# SHORT TASK
Transcribe all the entries word for word, omitting any pictures they contain.
begin EXTRACTED INFORMATION
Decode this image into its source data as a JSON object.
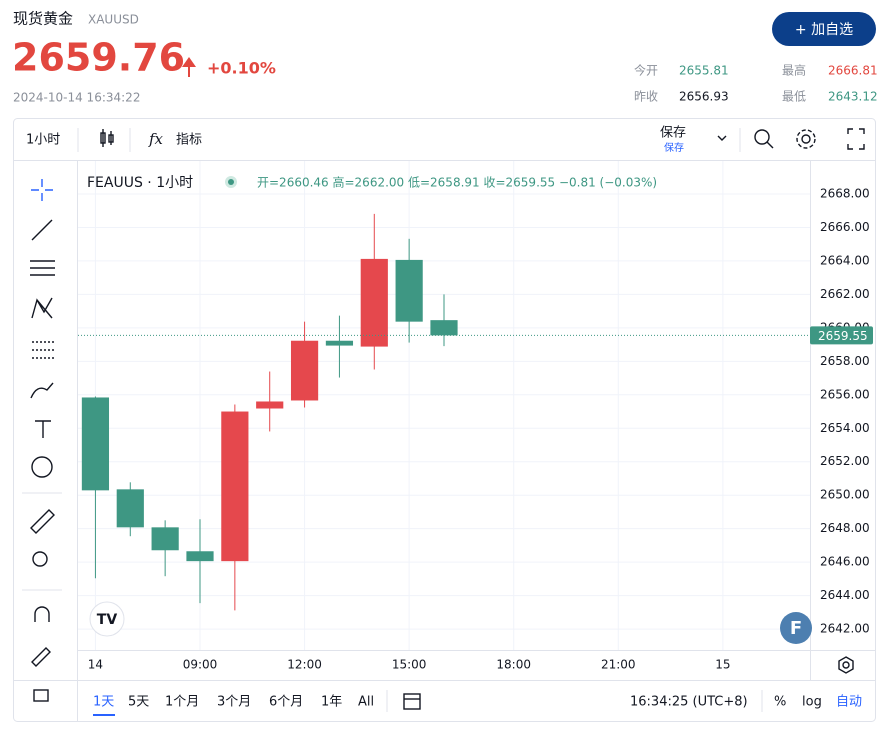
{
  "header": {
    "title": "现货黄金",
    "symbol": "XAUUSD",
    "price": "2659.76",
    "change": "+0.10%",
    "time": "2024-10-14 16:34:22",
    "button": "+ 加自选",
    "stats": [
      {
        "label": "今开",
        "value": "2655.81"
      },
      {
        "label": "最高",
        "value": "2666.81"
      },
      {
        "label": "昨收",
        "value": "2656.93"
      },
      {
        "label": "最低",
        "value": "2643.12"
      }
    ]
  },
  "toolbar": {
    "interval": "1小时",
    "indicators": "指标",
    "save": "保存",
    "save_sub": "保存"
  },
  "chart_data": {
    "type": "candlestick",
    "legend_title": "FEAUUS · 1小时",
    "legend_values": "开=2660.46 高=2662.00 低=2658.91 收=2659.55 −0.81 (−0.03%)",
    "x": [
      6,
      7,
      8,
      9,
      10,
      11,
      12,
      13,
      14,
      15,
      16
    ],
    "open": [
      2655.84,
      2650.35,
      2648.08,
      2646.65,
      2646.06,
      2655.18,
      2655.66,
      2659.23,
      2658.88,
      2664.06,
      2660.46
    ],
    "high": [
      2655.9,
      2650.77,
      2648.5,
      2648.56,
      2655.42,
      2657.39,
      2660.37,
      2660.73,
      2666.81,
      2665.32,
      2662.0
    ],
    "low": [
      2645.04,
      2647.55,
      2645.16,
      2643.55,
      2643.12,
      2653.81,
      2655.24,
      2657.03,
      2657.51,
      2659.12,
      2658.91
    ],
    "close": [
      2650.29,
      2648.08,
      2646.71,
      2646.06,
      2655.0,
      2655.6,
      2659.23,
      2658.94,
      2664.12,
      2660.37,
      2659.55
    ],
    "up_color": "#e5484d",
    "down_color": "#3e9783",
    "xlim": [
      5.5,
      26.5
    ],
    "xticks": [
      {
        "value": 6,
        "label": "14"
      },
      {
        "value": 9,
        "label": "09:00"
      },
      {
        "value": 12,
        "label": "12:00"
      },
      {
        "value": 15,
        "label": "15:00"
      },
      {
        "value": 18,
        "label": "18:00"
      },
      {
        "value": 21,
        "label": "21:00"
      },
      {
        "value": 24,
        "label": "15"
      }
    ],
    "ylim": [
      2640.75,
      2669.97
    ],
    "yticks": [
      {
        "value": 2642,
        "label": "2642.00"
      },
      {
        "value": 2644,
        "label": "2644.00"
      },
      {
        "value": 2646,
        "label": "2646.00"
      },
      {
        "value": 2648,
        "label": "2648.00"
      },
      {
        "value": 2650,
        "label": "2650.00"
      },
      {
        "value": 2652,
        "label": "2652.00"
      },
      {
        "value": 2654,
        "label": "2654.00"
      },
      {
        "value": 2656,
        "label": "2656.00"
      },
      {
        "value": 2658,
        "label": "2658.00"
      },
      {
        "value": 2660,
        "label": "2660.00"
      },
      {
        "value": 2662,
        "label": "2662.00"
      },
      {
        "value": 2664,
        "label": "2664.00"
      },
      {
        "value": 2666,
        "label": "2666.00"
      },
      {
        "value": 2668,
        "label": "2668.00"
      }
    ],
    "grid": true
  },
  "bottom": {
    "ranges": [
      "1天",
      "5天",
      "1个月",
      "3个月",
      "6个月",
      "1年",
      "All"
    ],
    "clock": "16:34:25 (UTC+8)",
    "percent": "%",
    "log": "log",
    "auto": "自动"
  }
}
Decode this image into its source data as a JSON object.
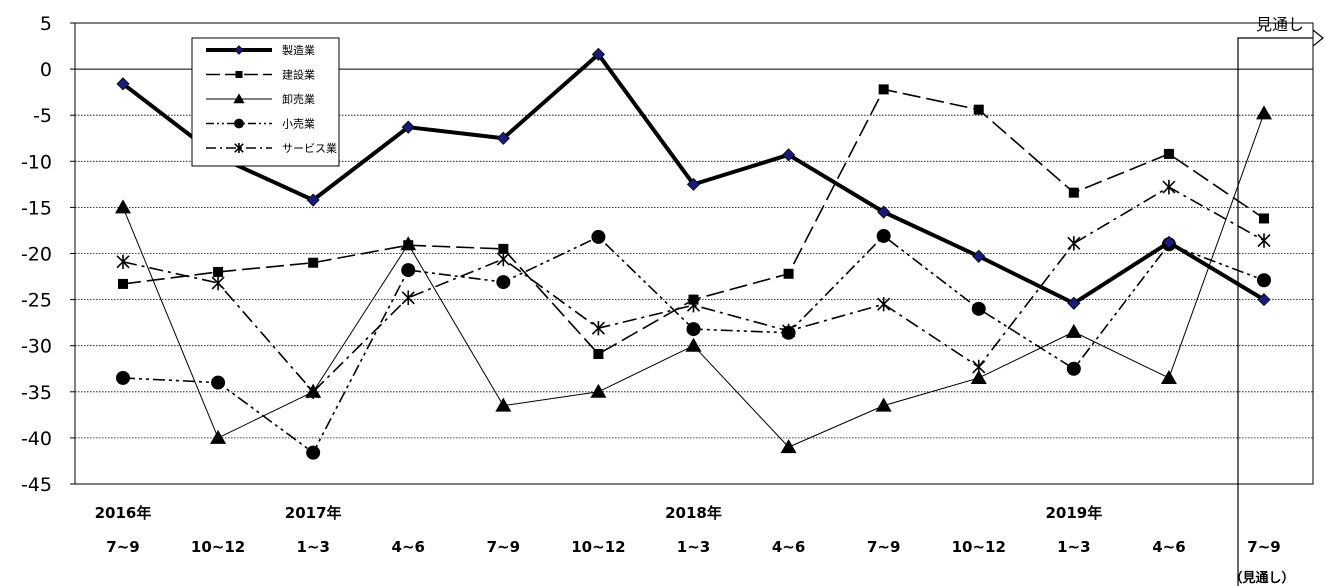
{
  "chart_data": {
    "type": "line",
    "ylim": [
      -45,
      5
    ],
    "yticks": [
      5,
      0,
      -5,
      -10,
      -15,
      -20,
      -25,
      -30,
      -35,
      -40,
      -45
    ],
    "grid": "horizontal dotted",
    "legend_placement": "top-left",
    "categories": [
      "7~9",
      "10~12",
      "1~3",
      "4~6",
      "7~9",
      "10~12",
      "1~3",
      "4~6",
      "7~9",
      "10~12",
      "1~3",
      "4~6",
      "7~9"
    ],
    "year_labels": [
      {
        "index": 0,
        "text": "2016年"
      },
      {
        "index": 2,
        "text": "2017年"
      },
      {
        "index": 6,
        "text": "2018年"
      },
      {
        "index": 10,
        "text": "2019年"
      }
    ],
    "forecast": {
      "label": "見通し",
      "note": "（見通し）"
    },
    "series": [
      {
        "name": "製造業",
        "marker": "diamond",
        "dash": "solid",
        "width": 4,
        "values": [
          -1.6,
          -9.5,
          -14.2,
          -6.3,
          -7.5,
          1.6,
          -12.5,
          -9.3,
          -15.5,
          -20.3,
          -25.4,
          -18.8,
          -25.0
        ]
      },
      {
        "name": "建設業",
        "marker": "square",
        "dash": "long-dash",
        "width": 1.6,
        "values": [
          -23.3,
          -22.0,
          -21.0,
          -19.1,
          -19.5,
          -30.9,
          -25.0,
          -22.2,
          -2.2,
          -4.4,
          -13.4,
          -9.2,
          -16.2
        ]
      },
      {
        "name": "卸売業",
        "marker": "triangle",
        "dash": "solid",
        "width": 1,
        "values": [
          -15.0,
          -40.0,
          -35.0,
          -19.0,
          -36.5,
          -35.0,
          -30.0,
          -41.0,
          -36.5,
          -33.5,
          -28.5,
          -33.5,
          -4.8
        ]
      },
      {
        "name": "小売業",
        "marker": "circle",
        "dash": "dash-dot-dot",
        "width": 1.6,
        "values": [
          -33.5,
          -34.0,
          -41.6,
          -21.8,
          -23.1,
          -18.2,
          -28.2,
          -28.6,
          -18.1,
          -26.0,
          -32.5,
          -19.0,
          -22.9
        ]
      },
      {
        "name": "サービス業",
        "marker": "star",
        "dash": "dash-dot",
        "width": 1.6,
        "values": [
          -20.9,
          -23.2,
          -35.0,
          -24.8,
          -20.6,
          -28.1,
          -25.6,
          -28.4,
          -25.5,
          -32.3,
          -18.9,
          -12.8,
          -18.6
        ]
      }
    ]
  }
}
end EXTRACTED INFORMATION
# ANSWER TO THIS EXERCISE
Decode this image into its source data as a JSON object.
{
  "header": {
    "title": "现货黄金",
    "symbol": "XAUUSD",
    "price": "2659.76",
    "change": "+0.10%",
    "time": "2024-10-14 16:34:22",
    "button": "+ 加自选",
    "stats": [
      {
        "label": "今开",
        "value": "2655.81"
      },
      {
        "label": "最高",
        "value": "2666.81"
      },
      {
        "label": "昨收",
        "value": "2656.93"
      },
      {
        "label": "最低",
        "value": "2643.12"
      }
    ]
  },
  "toolbar": {
    "interval": "1小时",
    "indicators": "指标",
    "save": "保存",
    "save_sub": "保存"
  },
  "chart_data": {
    "type": "candlestick",
    "legend_title": "FEAUUS · 1小时",
    "legend_values": "开=2660.46 高=2662.00 低=2658.91 收=2659.55 −0.81 (−0.03%)",
    "x": [
      6,
      7,
      8,
      9,
      10,
      11,
      12,
      13,
      14,
      15,
      16
    ],
    "open": [
      2655.84,
      2650.35,
      2648.08,
      2646.65,
      2646.06,
      2655.18,
      2655.66,
      2659.23,
      2658.88,
      2664.06,
      2660.46
    ],
    "high": [
      2655.9,
      2650.77,
      2648.5,
      2648.56,
      2655.42,
      2657.39,
      2660.37,
      2660.73,
      2666.81,
      2665.32,
      2662.0
    ],
    "low": [
      2645.04,
      2647.55,
      2645.16,
      2643.55,
      2643.12,
      2653.81,
      2655.24,
      2657.03,
      2657.51,
      2659.12,
      2658.91
    ],
    "close": [
      2650.29,
      2648.08,
      2646.71,
      2646.06,
      2655.0,
      2655.6,
      2659.23,
      2658.94,
      2664.12,
      2660.37,
      2659.55
    ],
    "up_color": "#e5484d",
    "down_color": "#3e9783",
    "xlim": [
      5.5,
      26.5
    ],
    "xticks": [
      {
        "value": 6,
        "label": "14"
      },
      {
        "value": 9,
        "label": "09:00"
      },
      {
        "value": 12,
        "label": "12:00"
      },
      {
        "value": 15,
        "label": "15:00"
      },
      {
        "value": 18,
        "label": "18:00"
      },
      {
        "value": 21,
        "label": "21:00"
      },
      {
        "value": 24,
        "label": "15"
      }
    ],
    "ylim": [
      2640.75,
      2669.97
    ],
    "yticks": [
      {
        "value": 2642,
        "label": "2642.00"
      },
      {
        "value": 2644,
        "label": "2644.00"
      },
      {
        "value": 2646,
        "label": "2646.00"
      },
      {
        "value": 2648,
        "label": "2648.00"
      },
      {
        "value": 2650,
        "label": "2650.00"
      },
      {
        "value": 2652,
        "label": "2652.00"
      },
      {
        "value": 2654,
        "label": "2654.00"
      },
      {
        "value": 2656,
        "label": "2656.00"
      },
      {
        "value": 2658,
        "label": "2658.00"
      },
      {
        "value": 2660,
        "label": "2660.00"
      },
      {
        "value": 2662,
        "label": "2662.00"
      },
      {
        "value": 2664,
        "label": "2664.00"
      },
      {
        "value": 2666,
        "label": "2666.00"
      },
      {
        "value": 2668,
        "label": "2668.00"
      }
    ],
    "grid": true
  },
  "bottom": {
    "ranges": [
      "1天",
      "5天",
      "1个月",
      "3个月",
      "6个月",
      "1年",
      "All"
    ],
    "clock": "16:34:25 (UTC+8)",
    "percent": "%",
    "log": "log",
    "auto": "自动"
  }
}
Decode this image into its source data as a JSON object.
{
  "chart_data": {
    "type": "line",
    "ylim": [
      -45,
      5
    ],
    "yticks": [
      5,
      0,
      -5,
      -10,
      -15,
      -20,
      -25,
      -30,
      -35,
      -40,
      -45
    ],
    "grid": "horizontal dotted",
    "legend_placement": "top-left",
    "categories": [
      "7~9",
      "10~12",
      "1~3",
      "4~6",
      "7~9",
      "10~12",
      "1~3",
      "4~6",
      "7~9",
      "10~12",
      "1~3",
      "4~6",
      "7~9"
    ],
    "year_labels": [
      {
        "index": 0,
        "text": "2016年"
      },
      {
        "index": 2,
        "text": "2017年"
      },
      {
        "index": 6,
        "text": "2018年"
      },
      {
        "index": 10,
        "text": "2019年"
      }
    ],
    "forecast": {
      "label": "見通し",
      "note": "（見通し）"
    },
    "series": [
      {
        "name": "製造業",
        "marker": "diamond",
        "dash": "solid",
        "width": 4,
        "values": [
          -1.6,
          -9.5,
          -14.2,
          -6.3,
          -7.5,
          1.6,
          -12.5,
          -9.3,
          -15.5,
          -20.3,
          -25.4,
          -18.8,
          -25.0
        ]
      },
      {
        "name": "建設業",
        "marker": "square",
        "dash": "long-dash",
        "width": 1.6,
        "values": [
          -23.3,
          -22.0,
          -21.0,
          -19.1,
          -19.5,
          -30.9,
          -25.0,
          -22.2,
          -2.2,
          -4.4,
          -13.4,
          -9.2,
          -16.2
        ]
      },
      {
        "name": "卸売業",
        "marker": "triangle",
        "dash": "solid",
        "width": 1,
        "values": [
          -15.0,
          -40.0,
          -35.0,
          -19.0,
          -36.5,
          -35.0,
          -30.0,
          -41.0,
          -36.5,
          -33.5,
          -28.5,
          -33.5,
          -4.8
        ]
      },
      {
        "name": "小売業",
        "marker": "circle",
        "dash": "dash-dot-dot",
        "width": 1.6,
        "values": [
          -33.5,
          -34.0,
          -41.6,
          -21.8,
          -23.1,
          -18.2,
          -28.2,
          -28.6,
          -18.1,
          -26.0,
          -32.5,
          -19.0,
          -22.9
        ]
      },
      {
        "name": "サービス業",
        "marker": "star",
        "dash": "dash-dot",
        "width": 1.6,
        "values": [
          -20.9,
          -23.2,
          -35.0,
          -24.8,
          -20.6,
          -28.1,
          -25.6,
          -28.4,
          -25.5,
          -32.3,
          -18.9,
          -12.8,
          -18.6
        ]
      }
    ]
  }
}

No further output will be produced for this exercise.